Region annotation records
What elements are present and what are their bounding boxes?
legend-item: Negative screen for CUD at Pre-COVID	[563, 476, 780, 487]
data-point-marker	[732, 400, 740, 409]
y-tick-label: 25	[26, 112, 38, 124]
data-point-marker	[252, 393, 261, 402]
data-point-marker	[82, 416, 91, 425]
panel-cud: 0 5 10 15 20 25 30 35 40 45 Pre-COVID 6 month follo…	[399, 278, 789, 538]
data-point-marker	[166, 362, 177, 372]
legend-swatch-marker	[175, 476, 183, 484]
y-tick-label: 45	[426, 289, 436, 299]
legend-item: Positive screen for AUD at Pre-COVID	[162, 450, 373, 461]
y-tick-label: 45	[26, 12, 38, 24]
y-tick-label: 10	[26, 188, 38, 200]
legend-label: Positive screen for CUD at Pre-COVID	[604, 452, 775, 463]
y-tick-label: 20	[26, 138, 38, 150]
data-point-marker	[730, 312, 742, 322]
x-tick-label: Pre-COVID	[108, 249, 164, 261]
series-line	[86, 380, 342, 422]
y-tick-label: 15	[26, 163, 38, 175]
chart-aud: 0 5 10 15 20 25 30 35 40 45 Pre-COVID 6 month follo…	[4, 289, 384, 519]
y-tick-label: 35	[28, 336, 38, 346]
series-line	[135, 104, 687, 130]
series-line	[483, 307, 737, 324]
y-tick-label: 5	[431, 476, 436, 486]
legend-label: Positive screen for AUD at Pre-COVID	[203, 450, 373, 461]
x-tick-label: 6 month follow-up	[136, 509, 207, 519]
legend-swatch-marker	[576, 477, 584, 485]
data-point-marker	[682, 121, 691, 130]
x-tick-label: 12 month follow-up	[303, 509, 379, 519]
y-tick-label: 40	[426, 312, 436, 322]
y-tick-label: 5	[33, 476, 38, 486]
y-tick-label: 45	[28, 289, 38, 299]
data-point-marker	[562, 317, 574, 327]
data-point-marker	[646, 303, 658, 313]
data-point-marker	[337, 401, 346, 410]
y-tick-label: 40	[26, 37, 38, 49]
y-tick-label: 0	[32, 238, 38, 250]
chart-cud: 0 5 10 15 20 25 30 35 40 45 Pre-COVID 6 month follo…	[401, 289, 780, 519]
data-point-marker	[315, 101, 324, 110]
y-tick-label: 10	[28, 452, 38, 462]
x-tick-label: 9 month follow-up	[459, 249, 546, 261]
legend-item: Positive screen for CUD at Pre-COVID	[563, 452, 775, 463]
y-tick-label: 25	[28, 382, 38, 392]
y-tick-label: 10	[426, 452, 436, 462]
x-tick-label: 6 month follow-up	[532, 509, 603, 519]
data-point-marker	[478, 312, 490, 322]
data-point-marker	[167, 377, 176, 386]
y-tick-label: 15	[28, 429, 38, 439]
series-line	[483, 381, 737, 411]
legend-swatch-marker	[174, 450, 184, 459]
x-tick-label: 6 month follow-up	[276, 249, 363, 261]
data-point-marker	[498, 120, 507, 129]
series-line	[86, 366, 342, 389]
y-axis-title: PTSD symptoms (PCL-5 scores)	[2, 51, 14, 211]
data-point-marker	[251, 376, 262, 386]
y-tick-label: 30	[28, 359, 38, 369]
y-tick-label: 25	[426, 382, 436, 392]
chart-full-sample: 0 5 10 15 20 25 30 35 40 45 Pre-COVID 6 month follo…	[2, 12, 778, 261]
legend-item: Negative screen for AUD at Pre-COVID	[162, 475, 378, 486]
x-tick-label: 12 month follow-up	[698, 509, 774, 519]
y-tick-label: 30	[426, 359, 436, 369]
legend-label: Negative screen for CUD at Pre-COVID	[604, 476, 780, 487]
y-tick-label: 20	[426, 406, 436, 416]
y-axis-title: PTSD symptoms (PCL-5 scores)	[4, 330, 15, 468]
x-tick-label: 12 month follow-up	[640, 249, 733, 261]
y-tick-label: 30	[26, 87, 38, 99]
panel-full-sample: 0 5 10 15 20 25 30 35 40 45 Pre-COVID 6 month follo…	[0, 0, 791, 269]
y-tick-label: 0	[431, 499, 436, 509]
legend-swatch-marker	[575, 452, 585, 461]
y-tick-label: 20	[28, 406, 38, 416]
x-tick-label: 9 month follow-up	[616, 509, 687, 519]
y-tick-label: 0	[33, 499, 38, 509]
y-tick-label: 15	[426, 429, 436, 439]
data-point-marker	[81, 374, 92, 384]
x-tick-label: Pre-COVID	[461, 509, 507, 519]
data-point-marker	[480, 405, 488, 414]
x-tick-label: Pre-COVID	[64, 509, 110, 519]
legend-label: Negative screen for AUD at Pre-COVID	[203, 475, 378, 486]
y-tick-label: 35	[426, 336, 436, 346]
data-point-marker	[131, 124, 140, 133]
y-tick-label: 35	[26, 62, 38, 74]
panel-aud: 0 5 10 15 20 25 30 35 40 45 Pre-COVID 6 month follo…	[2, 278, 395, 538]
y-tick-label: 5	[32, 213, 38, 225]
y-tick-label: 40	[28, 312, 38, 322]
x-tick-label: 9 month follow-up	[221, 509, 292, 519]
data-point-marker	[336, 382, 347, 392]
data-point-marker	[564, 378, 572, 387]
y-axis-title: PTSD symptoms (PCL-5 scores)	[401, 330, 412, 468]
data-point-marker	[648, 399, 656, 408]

WHAT YOU NEED TO DO
Reproduce these lines verbatim, all of them.

COMPLETE ANSWER
What elements are present and what are their bounding boxes?
legend-item: Negative screen for CUD at Pre-COVID	[563, 476, 780, 487]
data-point-marker	[732, 400, 740, 409]
y-tick-label: 25	[26, 112, 38, 124]
data-point-marker	[252, 393, 261, 402]
data-point-marker	[82, 416, 91, 425]
panel-cud: 0 5 10 15 20 25 30 35 40 45 Pre-COVID 6 month follo…	[399, 278, 789, 538]
data-point-marker	[166, 362, 177, 372]
legend-swatch-marker	[175, 476, 183, 484]
y-tick-label: 45	[426, 289, 436, 299]
legend-item: Positive screen for AUD at Pre-COVID	[162, 450, 373, 461]
y-tick-label: 45	[26, 12, 38, 24]
y-tick-label: 10	[26, 188, 38, 200]
legend-label: Positive screen for CUD at Pre-COVID	[604, 452, 775, 463]
y-tick-label: 20	[26, 138, 38, 150]
data-point-marker	[730, 312, 742, 322]
x-tick-label: Pre-COVID	[108, 249, 164, 261]
series-line	[86, 380, 342, 422]
y-tick-label: 15	[26, 163, 38, 175]
chart-aud: 0 5 10 15 20 25 30 35 40 45 Pre-COVID 6 month follo…	[4, 289, 384, 519]
y-tick-label: 35	[28, 336, 38, 346]
series-line	[135, 104, 687, 130]
series-line	[483, 307, 737, 324]
y-tick-label: 5	[431, 476, 436, 486]
legend-label: Positive screen for AUD at Pre-COVID	[203, 450, 373, 461]
x-tick-label: 6 month follow-up	[136, 509, 207, 519]
legend-swatch-marker	[576, 477, 584, 485]
data-point-marker	[682, 121, 691, 130]
x-tick-label: 12 month follow-up	[303, 509, 379, 519]
y-tick-label: 40	[426, 312, 436, 322]
y-tick-label: 5	[33, 476, 38, 486]
y-tick-label: 45	[28, 289, 38, 299]
data-point-marker	[562, 317, 574, 327]
data-point-marker	[646, 303, 658, 313]
data-point-marker	[337, 401, 346, 410]
y-tick-label: 40	[26, 37, 38, 49]
y-tick-label: 0	[32, 238, 38, 250]
chart-cud: 0 5 10 15 20 25 30 35 40 45 Pre-COVID 6 month follo…	[401, 289, 780, 519]
data-point-marker	[315, 101, 324, 110]
y-tick-label: 10	[28, 452, 38, 462]
x-tick-label: 9 month follow-up	[459, 249, 546, 261]
legend-item: Positive screen for CUD at Pre-COVID	[563, 452, 775, 463]
y-tick-label: 25	[28, 382, 38, 392]
y-tick-label: 10	[426, 452, 436, 462]
x-tick-label: 6 month follow-up	[532, 509, 603, 519]
data-point-marker	[478, 312, 490, 322]
data-point-marker	[167, 377, 176, 386]
y-tick-label: 15	[28, 429, 38, 439]
series-line	[483, 381, 737, 411]
legend-swatch-marker	[174, 450, 184, 459]
x-tick-label: 6 month follow-up	[276, 249, 363, 261]
data-point-marker	[498, 120, 507, 129]
series-line	[86, 366, 342, 389]
y-axis-title: PTSD symptoms (PCL-5 scores)	[2, 51, 14, 211]
data-point-marker	[251, 376, 262, 386]
y-tick-label: 30	[28, 359, 38, 369]
y-tick-label: 25	[426, 382, 436, 392]
chart-full-sample: 0 5 10 15 20 25 30 35 40 45 Pre-COVID 6 month follo…	[2, 12, 778, 261]
legend-item: Negative screen for AUD at Pre-COVID	[162, 475, 378, 486]
x-tick-label: 12 month follow-up	[698, 509, 774, 519]
y-tick-label: 30	[426, 359, 436, 369]
legend-label: Negative screen for CUD at Pre-COVID	[604, 476, 780, 487]
y-tick-label: 20	[426, 406, 436, 416]
y-axis-title: PTSD symptoms (PCL-5 scores)	[4, 330, 15, 468]
x-tick-label: 12 month follow-up	[640, 249, 733, 261]
y-tick-label: 30	[26, 87, 38, 99]
panel-full-sample: 0 5 10 15 20 25 30 35 40 45 Pre-COVID 6 month follo…	[0, 0, 791, 269]
y-tick-label: 0	[431, 499, 436, 509]
legend-swatch-marker	[575, 452, 585, 461]
y-tick-label: 20	[28, 406, 38, 416]
x-tick-label: 9 month follow-up	[616, 509, 687, 519]
y-tick-label: 0	[33, 499, 38, 509]
y-tick-label: 15	[426, 429, 436, 439]
data-point-marker	[81, 374, 92, 384]
x-tick-label: Pre-COVID	[461, 509, 507, 519]
data-point-marker	[480, 405, 488, 414]
x-tick-label: Pre-COVID	[64, 509, 110, 519]
legend-label: Negative screen for AUD at Pre-COVID	[203, 475, 378, 486]
y-tick-label: 35	[426, 336, 436, 346]
data-point-marker	[131, 124, 140, 133]
y-tick-label: 35	[26, 62, 38, 74]
panel-aud: 0 5 10 15 20 25 30 35 40 45 Pre-COVID 6 month follo…	[2, 278, 395, 538]
y-tick-label: 5	[32, 213, 38, 225]
y-tick-label: 40	[28, 312, 38, 322]
x-tick-label: 9 month follow-up	[221, 509, 292, 519]
data-point-marker	[336, 382, 347, 392]
data-point-marker	[564, 378, 572, 387]
y-axis-title: PTSD symptoms (PCL-5 scores)	[401, 330, 412, 468]
data-point-marker	[648, 399, 656, 408]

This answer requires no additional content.